Lines containing the word "قرارداد" are to be located and copied.

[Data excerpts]
-- start --

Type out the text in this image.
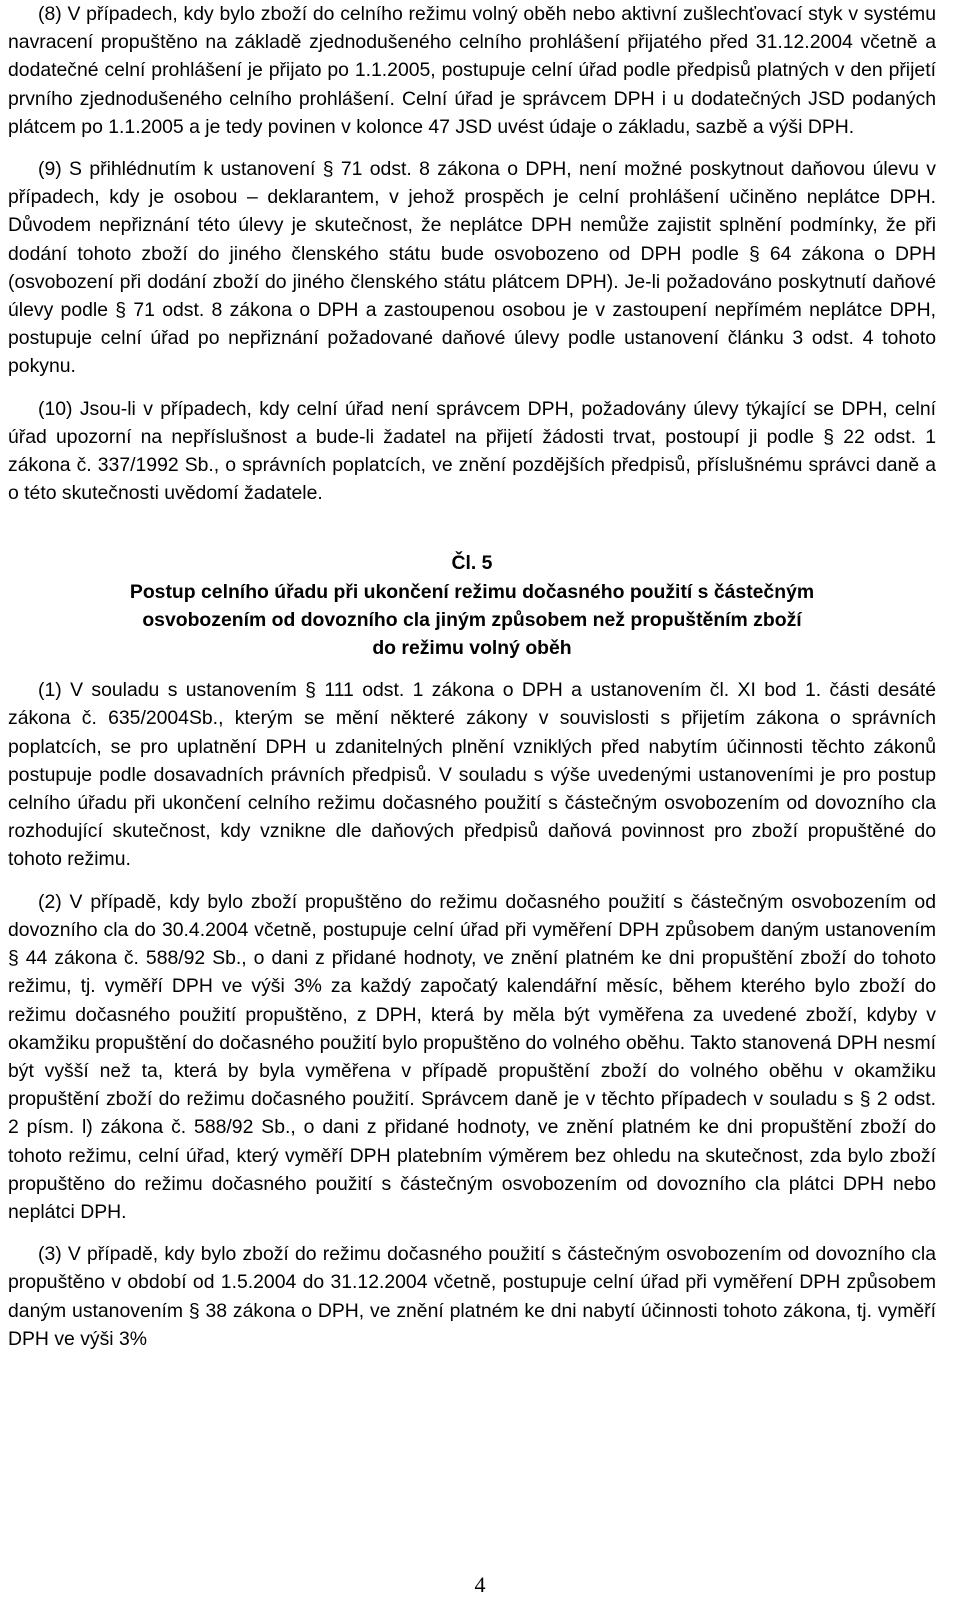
(8) V případech, kdy bylo zboží do celního režimu volný oběh nebo aktivní zušlechťovací styk v systému navracení propuštěno na základě zjednodušeného celního prohlášení přijatého před 31.12.2004 včetně a dodatečné celní prohlášení je přijato po 1.1.2005, postupuje celní úřad podle předpisů platných v den přijetí prvního zjednodušeného celního prohlášení. Celní úřad je správcem DPH i u dodatečných JSD podaných plátcem po 1.1.2005 a je tedy povinen v kolonce 47 JSD uvést údaje o základu, sazbě a výši DPH.

(9) S přihlédnutím k ustanovení § 71 odst. 8 zákona o DPH, není možné poskytnout daňovou úlevu v případech, kdy je osobou – deklarantem, v jehož prospěch je celní prohlášení učiněno neplátce DPH. Důvodem nepřiznání této úlevy je skutečnost, že neplátce DPH nemůže zajistit splnění podmínky, že při dodání tohoto zboží do jiného členského státu bude osvobozeno od DPH podle § 64 zákona o DPH (osvobození při dodání zboží do jiného členského státu plátcem DPH). Je-li požadováno poskytnutí daňové úlevy podle § 71 odst. 8 zákona o DPH a zastoupenou osobou je v zastoupení nepřímém neplátce DPH, postupuje celní úřad po nepřiznání požadované daňové úlevy podle ustanovení článku 3 odst. 4 tohoto pokynu.

(10) Jsou-li v případech, kdy celní úřad není správcem DPH, požadovány úlevy týkající se DPH, celní úřad upozorní na nepříslušnost a bude-li žadatel na přijetí žádosti trvat, postoupí ji podle § 22 odst. 1 zákona č. 337/1992 Sb., o správních poplatcích, ve znění pozdějších předpisů, příslušnému správci daně a o této skutečnosti uvědomí žadatele.

Čl. 5

Postup celního úřadu při ukončení režimu dočasného použití s částečným
osvobozením od dovozního cla jiným způsobem než propuštěním zboží
do režimu volný oběh

(1) V souladu s ustanovením § 111 odst. 1 zákona o DPH a ustanovením čl. XI bod 1. části desáté zákona č. 635/2004Sb., kterým se mění některé zákony v souvislosti s přijetím zákona o správních poplatcích, se pro uplatnění DPH u zdanitelných plnění vzniklých před nabytím účinnosti těchto zákonů postupuje podle dosavadních právních předpisů. V souladu s výše uvedenými ustanoveními je pro postup celního úřadu při ukončení celního režimu dočasného použití s částečným osvobozením od dovozního cla rozhodující skutečnost, kdy vznikne dle daňových předpisů daňová povinnost pro zboží propuštěné do tohoto režimu.

(2) V případě, kdy bylo zboží propuštěno do režimu dočasného použití s částečným osvobozením od dovozního cla do 30.4.2004 včetně, postupuje celní úřad při vyměření DPH způsobem daným ustanovením § 44 zákona č. 588/92 Sb., o dani z přidané hodnoty, ve znění platném ke dni propuštění zboží do tohoto režimu, tj. vyměří DPH ve výši 3% za každý započatý kalendářní měsíc, během kterého bylo zboží do režimu dočasného použití propuštěno, z DPH, která by měla být vyměřena za uvedené zboží, kdyby v okamžiku propuštění do dočasného použití bylo propuštěno do volného oběhu. Takto stanovená DPH nesmí být vyšší než ta, která by byla vyměřena v případě propuštění zboží do volného oběhu v okamžiku propuštění zboží do režimu dočasného použití. Správcem daně je v těchto případech v souladu s § 2 odst. 2 písm. l) zákona č. 588/92 Sb., o dani z přidané hodnoty, ve znění platném ke dni propuštění zboží do tohoto režimu, celní úřad, který vyměří DPH platebním výměrem bez ohledu na skutečnost, zda bylo zboží propuštěno do režimu dočasného použití s částečným osvobozením od dovozního cla plátci DPH nebo neplátci DPH.

(3) V případě, kdy bylo zboží do režimu dočasného použití s částečným osvobozením od dovozního cla propuštěno v období od 1.5.2004 do 31.12.2004 včetně, postupuje celní úřad při vyměření DPH způsobem daným ustanovením § 38 zákona o DPH, ve znění platném ke dni nabytí účinnosti tohoto zákona, tj. vyměří DPH ve výši 3%

4
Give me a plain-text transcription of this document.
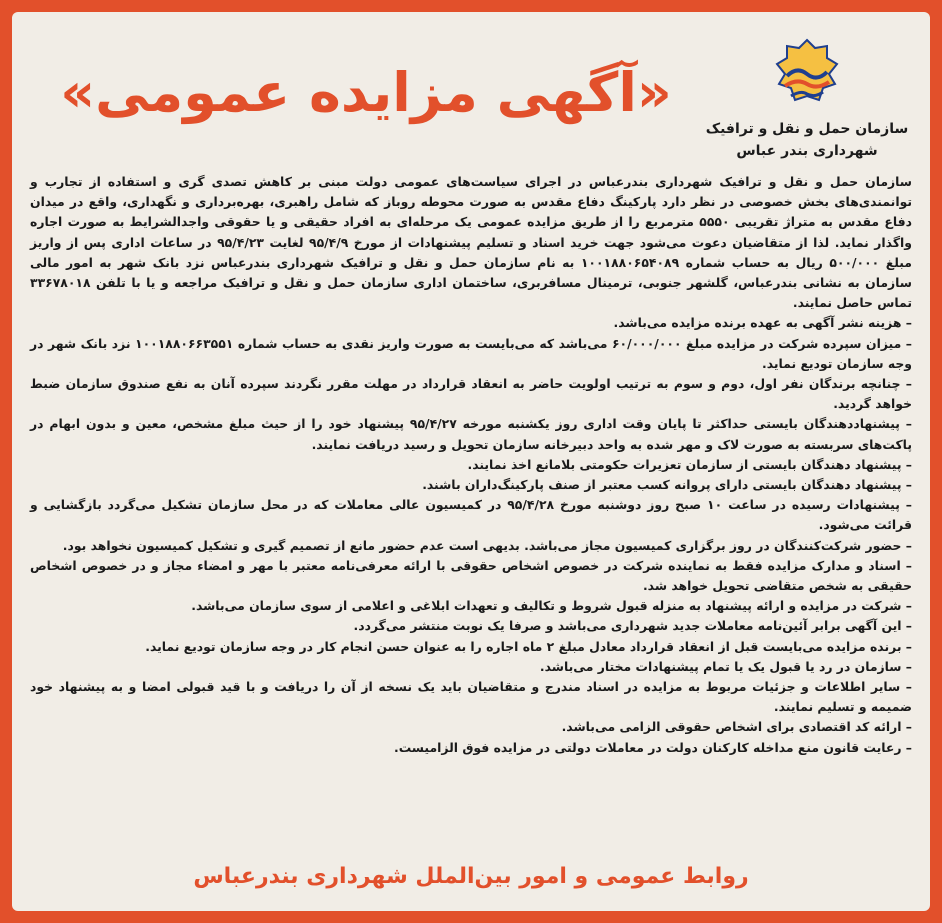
سازمان حمل و نقل و ترافیک
شهرداری بندر عباس
«آگهی مزایده عمومی»

سازمان حمل و نقل و ترافیک شهرداری بندرعباس در اجرای سیاست‌های عمومی دولت مبنی بر کاهش تصدی گری و استفاده از تجارب و توانمندی‌های بخش خصوصی در نظر دارد پارکینگ دفاع مقدس به صورت محوطه روباز که شامل راهبری، بهره‌برداری و نگهداری، واقع در میدان دفاع مقدس به متراژ تقریبی ۵۵۵۰ مترمربع را از طریق مزایده عمومی یک مرحله‌ای به افراد حقیقی و یا حقوقی واجدالشرایط به صورت اجاره واگذار نماید. لذا از متقاضیان دعوت می‌شود جهت خرید اسناد و تسلیم پیشنهادات از مورخ ۹۵/۴/۹ لغایت ۹۵/۴/۲۳ در ساعات اداری پس از واریز مبلغ ۵۰۰/۰۰۰ ریال به حساب شماره ۱۰۰۱۸۸۰۶۵۴۰۸۹ به نام سازمان حمل و نقل و ترافیک شهرداری بندرعباس نزد بانک شهر به امور مالی سازمان به نشانی بندرعباس، گلشهر جنوبی، ترمینال مسافربری، ساختمان اداری سازمان حمل و نقل و ترافیک مراجعه و یا با تلفن ۳۳۶۷۸۰۱۸ تماس حاصل نمایند.

– هزینه نشر آگهی به عهده برنده مزایده می‌باشد.

– میزان سپرده شرکت در مزایده مبلغ ۶۰/۰۰۰/۰۰۰ می‌باشد که می‌بایست به صورت واریز نقدی به حساب شماره ۱۰۰۱۸۸۰۶۶۳۵۵۱ نزد بانک شهر در وجه سازمان تودیع نماید.

– چنانچه برندگان نفر اول، دوم و سوم به ترتیب اولویت حاضر به انعقاد قرارداد در مهلت مقرر نگردند سپرده آنان به نفع صندوق سازمان ضبط خواهد گردید.

– پیشنهاددهندگان بایستی حداکثر تا پایان وقت اداری روز یکشنبه مورخه ۹۵/۴/۲۷ پیشنهاد خود را از حیث مبلغ مشخص، معین و بدون ابهام در پاکت‌های سربسته به صورت لاک و مهر شده به واحد دبیرخانه سازمان تحویل و رسید دریافت نمایند.

– پیشنهاد دهندگان بایستی از سازمان تعزیرات حکومتی بلامانع اخذ نمایند.

– پیشنهاد دهندگان بایستی دارای پروانه کسب معتبر از صنف پارکینگ‌داران باشند.

– پیشنهادات رسیده در ساعت ۱۰ صبح روز دوشنبه مورخ ۹۵/۴/۲۸ در کمیسیون عالی معاملات که در محل سازمان تشکیل می‌گردد بازگشایی و قرائت می‌شود.

– حضور شرکت‌کنندگان در روز برگزاری کمیسیون مجاز می‌باشد. بدیهی است عدم حضور مانع از تصمیم گیری و تشکیل کمیسیون نخواهد بود.

– اسناد و مدارک مزایده فقط به نماینده شرکت در خصوص اشخاص حقوقی با ارائه معرفی‌نامه معتبر با مهر و امضاء مجاز و در خصوص اشخاص حقیقی به شخص متقاضی تحویل خواهد شد.

– شرکت در مزایده و ارائه پیشنهاد به منزله قبول شروط و تکالیف و تعهدات ابلاغی و اعلامی از سوی سازمان می‌باشد.

– این آگهی برابر آئین‌نامه معاملات جدید شهرداری می‌باشد و صرفا یک نوبت منتشر می‌گردد.

– برنده مزایده می‌بایست قبل از انعقاد قرارداد معادل مبلغ ۲ ماه اجاره را به عنوان حسن انجام کار در وجه سازمان تودیع نماید.

– سازمان در رد یا قبول یک یا تمام پیشنهادات مختار می‌باشد.

– سایر اطلاعات و جزئیات مربوط به مزایده در اسناد مندرج و متقاضیان باید یک نسخه از آن را دریافت و با قید قبولی امضا و به پیشنهاد خود ضمیمه و تسلیم نمایند.

– ارائه کد اقتصادی برای اشخاص حقوقی الزامی می‌باشد.

– رعایت قانون منع مداخله کارکنان دولت در معاملات دولتی در مزایده فوق الزامیست.

روابط عمومی و امور بین‌الملل شهرداری بندرعباس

-- end --

Full response>
– چنانچه برندگان نفر اول، دوم و سوم به ترتیب اولویت حاضر به انعقاد قرارداد در مهلت مقرر نگردند سپرده آنان به نفع صندوق سازمان ضبط خواهد گردید.
– برنده مزایده می‌بایست قبل از انعقاد قرارداد معادل مبلغ ۲ ماه اجاره را به عنوان حسن انجام کار در وجه سازمان تودیع نماید.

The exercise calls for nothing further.